§ STATED GOAL
Provide an exact copy of the data, excluding the images.

§ EXCERPTED DATA
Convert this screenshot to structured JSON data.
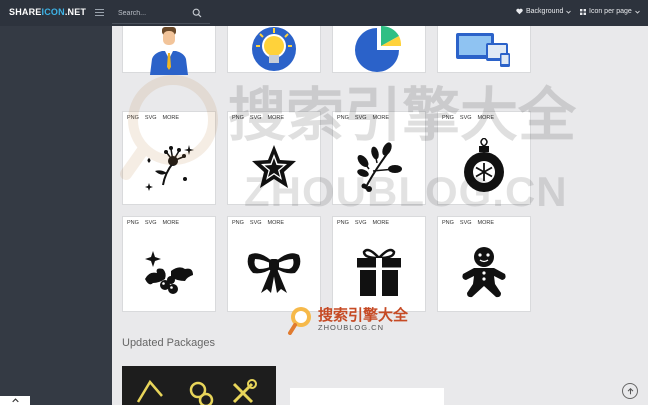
{
  "header": {
    "logo_main": "SHARE",
    "logo_accent": "ICON",
    "logo_suffix": ".NET",
    "search_placeholder": "Search...",
    "background_label": "Background",
    "per_page_label": "Icon per page"
  },
  "card_links": {
    "png": "PNG",
    "svg": "SVG",
    "more": "MORE"
  },
  "icons": [
    {
      "icon": "businessman-icon"
    },
    {
      "icon": "lightbulb-icon"
    },
    {
      "icon": "pie-chart-icon"
    },
    {
      "icon": "devices-icon"
    },
    {
      "icon": "flower-sparkle-icon"
    },
    {
      "icon": "star-icon"
    },
    {
      "icon": "mistletoe-icon"
    },
    {
      "icon": "ornament-icon"
    },
    {
      "icon": "holly-icon"
    },
    {
      "icon": "bow-icon"
    },
    {
      "icon": "gift-icon"
    },
    {
      "icon": "gingerbread-icon"
    }
  ],
  "updated": {
    "title": "Updated Packages"
  },
  "watermark": {
    "cn": "搜索引擎大全",
    "domain": "ZHOUBLOG.CN"
  },
  "colors": {
    "topbar": "#2d333d",
    "sidebar": "#343a44",
    "accent": "#3db3e6"
  }
}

§ CORRECT RESULT
Convert this screenshot to structured JSON data.
{
  "header": {
    "logo_main": "SHARE",
    "logo_accent": "ICON",
    "logo_suffix": ".NET",
    "search_placeholder": "Search...",
    "background_label": "Background",
    "per_page_label": "Icon per page"
  },
  "card_links": {
    "png": "PNG",
    "svg": "SVG",
    "more": "MORE"
  },
  "icons": [
    {
      "icon": "businessman-icon"
    },
    {
      "icon": "lightbulb-icon"
    },
    {
      "icon": "pie-chart-icon"
    },
    {
      "icon": "devices-icon"
    },
    {
      "icon": "flower-sparkle-icon"
    },
    {
      "icon": "star-icon"
    },
    {
      "icon": "mistletoe-icon"
    },
    {
      "icon": "ornament-icon"
    },
    {
      "icon": "holly-icon"
    },
    {
      "icon": "bow-icon"
    },
    {
      "icon": "gift-icon"
    },
    {
      "icon": "gingerbread-icon"
    }
  ],
  "updated": {
    "title": "Updated Packages"
  },
  "watermark": {
    "cn": "搜索引擎大全",
    "domain": "ZHOUBLOG.CN"
  },
  "colors": {
    "topbar": "#2d333d",
    "sidebar": "#343a44",
    "accent": "#3db3e6"
  }
}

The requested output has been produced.